──────── PROVIDED RECORDS
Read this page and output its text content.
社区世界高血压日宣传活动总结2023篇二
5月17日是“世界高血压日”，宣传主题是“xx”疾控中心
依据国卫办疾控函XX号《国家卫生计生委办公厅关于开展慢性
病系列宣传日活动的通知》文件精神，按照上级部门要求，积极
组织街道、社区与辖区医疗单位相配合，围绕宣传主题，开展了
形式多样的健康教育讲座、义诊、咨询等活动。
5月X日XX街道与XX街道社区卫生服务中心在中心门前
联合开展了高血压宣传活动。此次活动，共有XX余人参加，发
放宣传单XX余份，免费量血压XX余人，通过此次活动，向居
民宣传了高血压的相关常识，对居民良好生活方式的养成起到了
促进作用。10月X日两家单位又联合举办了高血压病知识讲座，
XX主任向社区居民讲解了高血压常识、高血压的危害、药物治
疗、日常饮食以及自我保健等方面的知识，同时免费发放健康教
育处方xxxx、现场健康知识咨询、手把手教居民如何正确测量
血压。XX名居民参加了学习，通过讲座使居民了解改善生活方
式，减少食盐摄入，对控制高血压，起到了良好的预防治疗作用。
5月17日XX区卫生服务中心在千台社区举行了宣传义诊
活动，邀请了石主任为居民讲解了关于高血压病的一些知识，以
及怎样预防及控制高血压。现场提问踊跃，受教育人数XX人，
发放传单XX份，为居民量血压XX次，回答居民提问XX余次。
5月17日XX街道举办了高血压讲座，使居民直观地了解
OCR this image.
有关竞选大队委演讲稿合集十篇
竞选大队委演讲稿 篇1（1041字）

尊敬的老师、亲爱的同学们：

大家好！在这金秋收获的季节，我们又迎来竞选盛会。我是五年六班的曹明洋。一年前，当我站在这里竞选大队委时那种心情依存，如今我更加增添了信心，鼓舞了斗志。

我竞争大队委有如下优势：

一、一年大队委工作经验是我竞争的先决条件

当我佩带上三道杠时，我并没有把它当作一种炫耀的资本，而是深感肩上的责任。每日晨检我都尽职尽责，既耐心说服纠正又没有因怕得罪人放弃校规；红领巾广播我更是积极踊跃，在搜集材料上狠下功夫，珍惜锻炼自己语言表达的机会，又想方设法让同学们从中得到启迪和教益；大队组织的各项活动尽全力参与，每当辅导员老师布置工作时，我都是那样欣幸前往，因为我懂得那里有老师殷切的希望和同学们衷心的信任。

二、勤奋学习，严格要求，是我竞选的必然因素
────────────────
EXERCISE REQUIREMENTS: Identify every line above that includes the word "this", and show those lines.

WRITTEN REPLY:
Read this page and output its text content.
OCR this image.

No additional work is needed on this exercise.